Start Records to process
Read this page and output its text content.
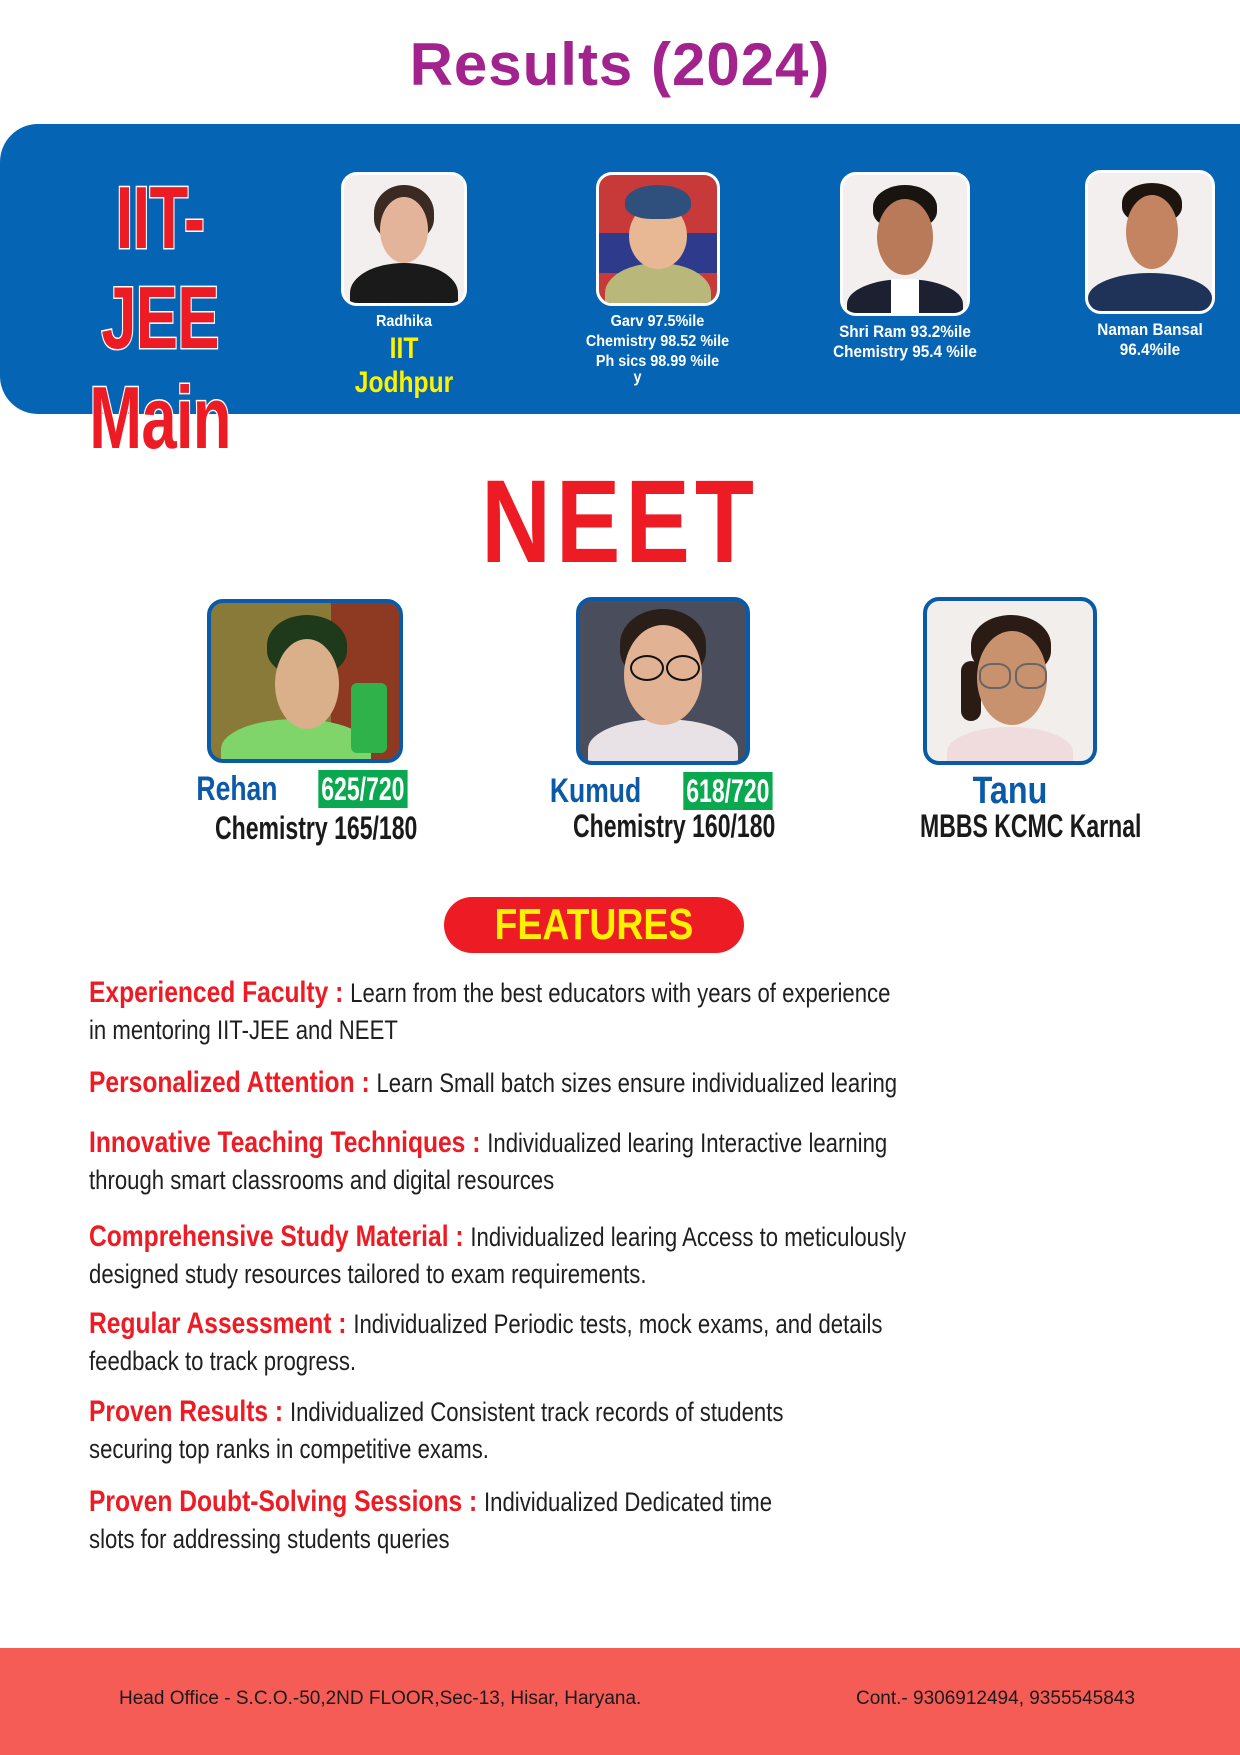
Results (2024)
IIT-JEE
Main
Radhika
IIT Jodhpur
Garv 97.5%ile
Chemistry 98.52 %ile
Ph sics 98.99 %ile
y
Shri Ram 93.2%ile
Chemistry 95.4 %ile
Naman Bansal
96.4%ile
NEET
Rehan 625/720
Chemistry 165/180
Kumud 618/720
Chemistry 160/180
Tanu
MBBS KCMC Karnal
FEATURES
Experienced Faculty : Learn from the best educators with years of experience
in mentoring IIT-JEE and NEET
Personalized Attention : Learn Small batch sizes ensure individualized learing
Innovative Teaching Techniques : Individualized learing Interactive learning
through smart classrooms and digital resources
Comprehensive Study Material : Individualized learing Access to meticulously
designed study resources tailored to exam requirements.
Regular Assessment : Individualized Periodic tests, mock exams, and details
feedback to track progress.
Proven Results : Individualized Consistent track records of students
securing top ranks in competitive exams.
Proven Doubt-Solving Sessions : Individualized Dedicated time
slots for addressing students queries
Head Office - S.C.O.-50,2ND FLOOR,Sec-13, Hisar, Haryana.	Cont.- 9306912494, 9355545843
End Records to process
Task goal:
Your answer should be a single number: the count of lines in the entries that contain the word "Proven".

Task solution:
2